> To be done
Quote all lines below exactly. Images stay out.

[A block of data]
——

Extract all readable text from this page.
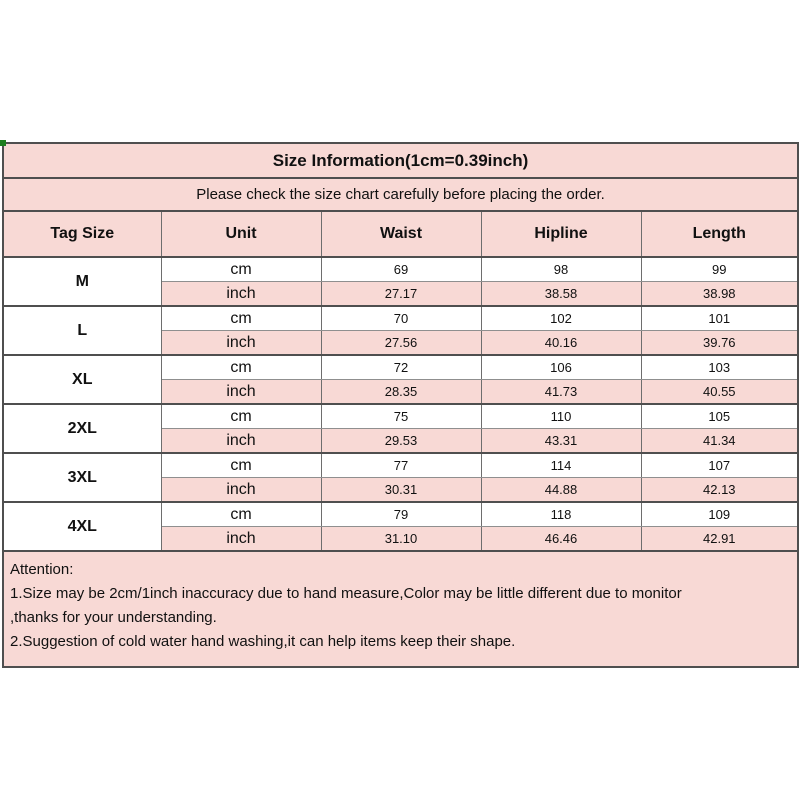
Size Information(1cm=0.39inch)				
Please check the size chart carefully before placing the order.				
Tag Size	Unit	Waist	Hipline	Length
M	cm	69	98	99
	inch	27.17	38.58	38.98
L	cm	70	102	101
	inch	27.56	40.16	39.76
XL	cm	72	106	103
	inch	28.35	41.73	40.55
2XL	cm	75	110	105
	inch	29.53	43.31	41.34
3XL	cm	77	114	107
	inch	30.31	44.88	42.13
4XL	cm	79	118	109
	inch	31.10	46.46	42.91

Attention:
1.Size may be 2cm/1inch inaccuracy due to hand measure,Color may be little different due to monitor
,thanks for your understanding.
2.Suggestion of cold water hand washing,it can help items keep their shape.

——

> Answer below
Extract all readable text from this page.
Size Information(1cm=0.39inch)				
Please check the size chart carefully before placing the order.				
Tag Size	Unit	Waist	Hipline	Length
M	cm	69	98	99
	inch	27.17	38.58	38.98
L	cm	70	102	101
	inch	27.56	40.16	39.76
XL	cm	72	106	103
	inch	28.35	41.73	40.55
2XL	cm	75	110	105
	inch	29.53	43.31	41.34
3XL	cm	77	114	107
	inch	30.31	44.88	42.13
4XL	cm	79	118	109
	inch	31.10	46.46	42.91

Attention:
1.Size may be 2cm/1inch inaccuracy due to hand measure,Color may be little different due to monitor
,thanks for your understanding.
2.Suggestion of cold water hand washing,it can help items keep their shape.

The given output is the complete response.